Retype the material word for word.

►

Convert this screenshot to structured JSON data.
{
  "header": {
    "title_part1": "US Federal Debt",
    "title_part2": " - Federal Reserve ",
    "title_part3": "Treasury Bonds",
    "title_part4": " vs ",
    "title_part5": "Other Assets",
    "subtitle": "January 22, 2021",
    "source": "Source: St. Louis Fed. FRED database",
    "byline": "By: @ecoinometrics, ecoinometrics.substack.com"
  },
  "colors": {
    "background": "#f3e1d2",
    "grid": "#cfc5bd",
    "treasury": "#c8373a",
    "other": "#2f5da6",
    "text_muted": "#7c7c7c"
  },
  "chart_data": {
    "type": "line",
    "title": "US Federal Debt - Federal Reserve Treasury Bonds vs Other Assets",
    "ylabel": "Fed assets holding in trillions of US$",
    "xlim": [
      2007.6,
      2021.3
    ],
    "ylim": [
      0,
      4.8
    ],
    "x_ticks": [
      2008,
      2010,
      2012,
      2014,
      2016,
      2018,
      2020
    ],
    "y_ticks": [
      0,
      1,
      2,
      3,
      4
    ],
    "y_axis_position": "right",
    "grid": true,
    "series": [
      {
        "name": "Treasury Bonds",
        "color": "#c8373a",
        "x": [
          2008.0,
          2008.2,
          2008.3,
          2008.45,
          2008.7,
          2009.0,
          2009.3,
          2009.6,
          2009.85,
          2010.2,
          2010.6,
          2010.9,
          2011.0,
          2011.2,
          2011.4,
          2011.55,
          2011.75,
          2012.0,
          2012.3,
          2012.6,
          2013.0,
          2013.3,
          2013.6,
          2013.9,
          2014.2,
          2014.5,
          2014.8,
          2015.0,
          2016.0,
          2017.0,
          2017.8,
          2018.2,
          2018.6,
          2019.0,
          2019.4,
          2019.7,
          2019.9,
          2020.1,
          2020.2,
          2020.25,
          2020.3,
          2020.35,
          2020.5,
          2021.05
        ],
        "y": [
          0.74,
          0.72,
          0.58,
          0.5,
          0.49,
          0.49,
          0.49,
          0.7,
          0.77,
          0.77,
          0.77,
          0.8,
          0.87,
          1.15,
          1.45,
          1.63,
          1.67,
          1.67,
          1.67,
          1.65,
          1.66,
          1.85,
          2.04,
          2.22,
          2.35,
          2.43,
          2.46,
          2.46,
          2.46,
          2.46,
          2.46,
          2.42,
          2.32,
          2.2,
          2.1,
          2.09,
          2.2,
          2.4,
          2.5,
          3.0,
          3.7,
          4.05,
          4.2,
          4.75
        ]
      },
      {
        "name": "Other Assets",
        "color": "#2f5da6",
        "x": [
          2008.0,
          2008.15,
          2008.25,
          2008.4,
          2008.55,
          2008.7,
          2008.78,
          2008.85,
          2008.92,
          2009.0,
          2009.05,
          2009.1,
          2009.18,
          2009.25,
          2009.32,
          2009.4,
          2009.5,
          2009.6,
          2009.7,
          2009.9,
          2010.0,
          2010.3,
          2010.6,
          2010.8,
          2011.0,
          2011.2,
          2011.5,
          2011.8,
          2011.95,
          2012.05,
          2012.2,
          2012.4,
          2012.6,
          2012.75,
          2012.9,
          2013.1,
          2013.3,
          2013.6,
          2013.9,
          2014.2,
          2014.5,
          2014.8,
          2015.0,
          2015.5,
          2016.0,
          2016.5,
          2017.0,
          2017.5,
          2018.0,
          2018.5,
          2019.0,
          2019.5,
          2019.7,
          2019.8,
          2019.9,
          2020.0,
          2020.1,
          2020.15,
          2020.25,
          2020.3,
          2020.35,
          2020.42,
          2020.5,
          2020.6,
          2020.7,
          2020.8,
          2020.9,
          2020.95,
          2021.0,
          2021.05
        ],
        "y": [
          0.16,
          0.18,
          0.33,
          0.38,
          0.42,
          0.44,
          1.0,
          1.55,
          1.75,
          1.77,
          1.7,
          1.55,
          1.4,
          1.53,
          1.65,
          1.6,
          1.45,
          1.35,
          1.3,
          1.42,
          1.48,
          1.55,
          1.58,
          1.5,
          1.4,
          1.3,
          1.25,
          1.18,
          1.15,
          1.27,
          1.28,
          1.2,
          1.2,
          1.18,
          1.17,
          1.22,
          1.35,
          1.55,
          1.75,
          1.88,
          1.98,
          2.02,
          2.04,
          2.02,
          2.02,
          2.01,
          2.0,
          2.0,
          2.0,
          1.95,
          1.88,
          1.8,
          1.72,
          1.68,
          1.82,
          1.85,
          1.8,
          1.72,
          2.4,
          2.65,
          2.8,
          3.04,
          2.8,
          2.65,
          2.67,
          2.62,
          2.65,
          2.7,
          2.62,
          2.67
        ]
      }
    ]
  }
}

◄

* [The answer]
Convert this screenshot to structured JSON data.
{
  "header": {
    "title_part1": "US Federal Debt",
    "title_part2": " - Federal Reserve ",
    "title_part3": "Treasury Bonds",
    "title_part4": " vs ",
    "title_part5": "Other Assets",
    "subtitle": "January 22, 2021",
    "source": "Source: St. Louis Fed. FRED database",
    "byline": "By: @ecoinometrics, ecoinometrics.substack.com"
  },
  "colors": {
    "background": "#f3e1d2",
    "grid": "#cfc5bd",
    "treasury": "#c8373a",
    "other": "#2f5da6",
    "text_muted": "#7c7c7c"
  },
  "chart_data": {
    "type": "line",
    "title": "US Federal Debt - Federal Reserve Treasury Bonds vs Other Assets",
    "ylabel": "Fed assets holding in trillions of US$",
    "xlim": [
      2007.6,
      2021.3
    ],
    "ylim": [
      0,
      4.8
    ],
    "x_ticks": [
      2008,
      2010,
      2012,
      2014,
      2016,
      2018,
      2020
    ],
    "y_ticks": [
      0,
      1,
      2,
      3,
      4
    ],
    "y_axis_position": "right",
    "grid": true,
    "series": [
      {
        "name": "Treasury Bonds",
        "color": "#c8373a",
        "x": [
          2008.0,
          2008.2,
          2008.3,
          2008.45,
          2008.7,
          2009.0,
          2009.3,
          2009.6,
          2009.85,
          2010.2,
          2010.6,
          2010.9,
          2011.0,
          2011.2,
          2011.4,
          2011.55,
          2011.75,
          2012.0,
          2012.3,
          2012.6,
          2013.0,
          2013.3,
          2013.6,
          2013.9,
          2014.2,
          2014.5,
          2014.8,
          2015.0,
          2016.0,
          2017.0,
          2017.8,
          2018.2,
          2018.6,
          2019.0,
          2019.4,
          2019.7,
          2019.9,
          2020.1,
          2020.2,
          2020.25,
          2020.3,
          2020.35,
          2020.5,
          2021.05
        ],
        "y": [
          0.74,
          0.72,
          0.58,
          0.5,
          0.49,
          0.49,
          0.49,
          0.7,
          0.77,
          0.77,
          0.77,
          0.8,
          0.87,
          1.15,
          1.45,
          1.63,
          1.67,
          1.67,
          1.67,
          1.65,
          1.66,
          1.85,
          2.04,
          2.22,
          2.35,
          2.43,
          2.46,
          2.46,
          2.46,
          2.46,
          2.46,
          2.42,
          2.32,
          2.2,
          2.1,
          2.09,
          2.2,
          2.4,
          2.5,
          3.0,
          3.7,
          4.05,
          4.2,
          4.75
        ]
      },
      {
        "name": "Other Assets",
        "color": "#2f5da6",
        "x": [
          2008.0,
          2008.15,
          2008.25,
          2008.4,
          2008.55,
          2008.7,
          2008.78,
          2008.85,
          2008.92,
          2009.0,
          2009.05,
          2009.1,
          2009.18,
          2009.25,
          2009.32,
          2009.4,
          2009.5,
          2009.6,
          2009.7,
          2009.9,
          2010.0,
          2010.3,
          2010.6,
          2010.8,
          2011.0,
          2011.2,
          2011.5,
          2011.8,
          2011.95,
          2012.05,
          2012.2,
          2012.4,
          2012.6,
          2012.75,
          2012.9,
          2013.1,
          2013.3,
          2013.6,
          2013.9,
          2014.2,
          2014.5,
          2014.8,
          2015.0,
          2015.5,
          2016.0,
          2016.5,
          2017.0,
          2017.5,
          2018.0,
          2018.5,
          2019.0,
          2019.5,
          2019.7,
          2019.8,
          2019.9,
          2020.0,
          2020.1,
          2020.15,
          2020.25,
          2020.3,
          2020.35,
          2020.42,
          2020.5,
          2020.6,
          2020.7,
          2020.8,
          2020.9,
          2020.95,
          2021.0,
          2021.05
        ],
        "y": [
          0.16,
          0.18,
          0.33,
          0.38,
          0.42,
          0.44,
          1.0,
          1.55,
          1.75,
          1.77,
          1.7,
          1.55,
          1.4,
          1.53,
          1.65,
          1.6,
          1.45,
          1.35,
          1.3,
          1.42,
          1.48,
          1.55,
          1.58,
          1.5,
          1.4,
          1.3,
          1.25,
          1.18,
          1.15,
          1.27,
          1.28,
          1.2,
          1.2,
          1.18,
          1.17,
          1.22,
          1.35,
          1.55,
          1.75,
          1.88,
          1.98,
          2.02,
          2.04,
          2.02,
          2.02,
          2.01,
          2.0,
          2.0,
          2.0,
          1.95,
          1.88,
          1.8,
          1.72,
          1.68,
          1.82,
          1.85,
          1.8,
          1.72,
          2.4,
          2.65,
          2.8,
          3.04,
          2.8,
          2.65,
          2.67,
          2.62,
          2.65,
          2.7,
          2.62,
          2.67
        ]
      }
    ]
  }
}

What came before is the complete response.